## WHAT THIS TASK INVOLVES:
Every line of the material is to be quoted verbatim, minus the pictures.

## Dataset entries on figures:

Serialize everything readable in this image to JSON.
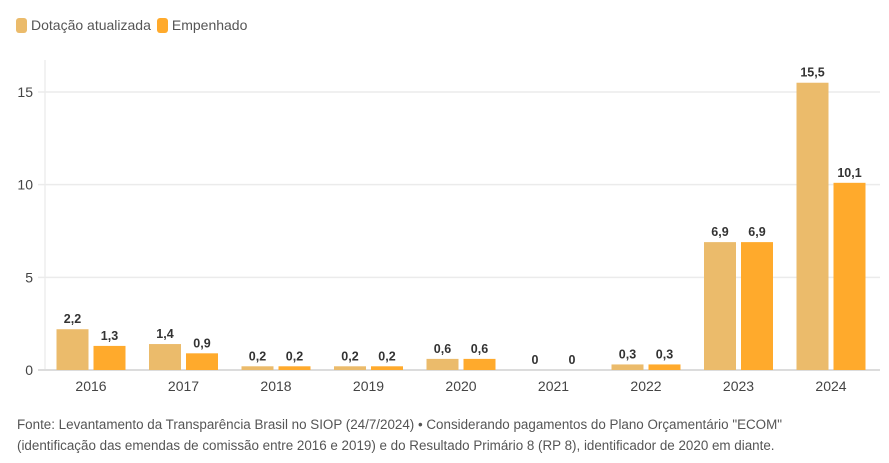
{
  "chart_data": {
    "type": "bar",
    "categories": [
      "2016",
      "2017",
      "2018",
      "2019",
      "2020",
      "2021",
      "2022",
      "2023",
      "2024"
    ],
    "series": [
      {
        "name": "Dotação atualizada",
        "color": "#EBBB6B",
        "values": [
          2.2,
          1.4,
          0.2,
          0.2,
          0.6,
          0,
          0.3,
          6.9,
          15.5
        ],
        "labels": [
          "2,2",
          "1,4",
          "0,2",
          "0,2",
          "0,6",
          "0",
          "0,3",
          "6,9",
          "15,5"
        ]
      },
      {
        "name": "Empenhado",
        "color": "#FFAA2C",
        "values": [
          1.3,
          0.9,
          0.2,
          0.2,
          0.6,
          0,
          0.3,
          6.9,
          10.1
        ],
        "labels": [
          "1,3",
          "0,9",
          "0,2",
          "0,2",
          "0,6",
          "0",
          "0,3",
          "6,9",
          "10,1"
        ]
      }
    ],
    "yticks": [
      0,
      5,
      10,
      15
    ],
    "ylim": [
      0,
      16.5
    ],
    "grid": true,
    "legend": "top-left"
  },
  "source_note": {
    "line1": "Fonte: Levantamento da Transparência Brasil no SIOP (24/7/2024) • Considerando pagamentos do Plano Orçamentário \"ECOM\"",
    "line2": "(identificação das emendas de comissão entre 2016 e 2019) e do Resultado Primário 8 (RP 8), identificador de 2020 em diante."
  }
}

## CORRECT ANSWER:
Serialize everything readable in this image to JSON.
{
  "chart_data": {
    "type": "bar",
    "categories": [
      "2016",
      "2017",
      "2018",
      "2019",
      "2020",
      "2021",
      "2022",
      "2023",
      "2024"
    ],
    "series": [
      {
        "name": "Dotação atualizada",
        "color": "#EBBB6B",
        "values": [
          2.2,
          1.4,
          0.2,
          0.2,
          0.6,
          0,
          0.3,
          6.9,
          15.5
        ],
        "labels": [
          "2,2",
          "1,4",
          "0,2",
          "0,2",
          "0,6",
          "0",
          "0,3",
          "6,9",
          "15,5"
        ]
      },
      {
        "name": "Empenhado",
        "color": "#FFAA2C",
        "values": [
          1.3,
          0.9,
          0.2,
          0.2,
          0.6,
          0,
          0.3,
          6.9,
          10.1
        ],
        "labels": [
          "1,3",
          "0,9",
          "0,2",
          "0,2",
          "0,6",
          "0",
          "0,3",
          "6,9",
          "10,1"
        ]
      }
    ],
    "yticks": [
      0,
      5,
      10,
      15
    ],
    "ylim": [
      0,
      16.5
    ],
    "grid": true,
    "legend": "top-left"
  },
  "source_note": {
    "line1": "Fonte: Levantamento da Transparência Brasil no SIOP (24/7/2024) • Considerando pagamentos do Plano Orçamentário \"ECOM\"",
    "line2": "(identificação das emendas de comissão entre 2016 e 2019) e do Resultado Primário 8 (RP 8), identificador de 2020 em diante."
  }
}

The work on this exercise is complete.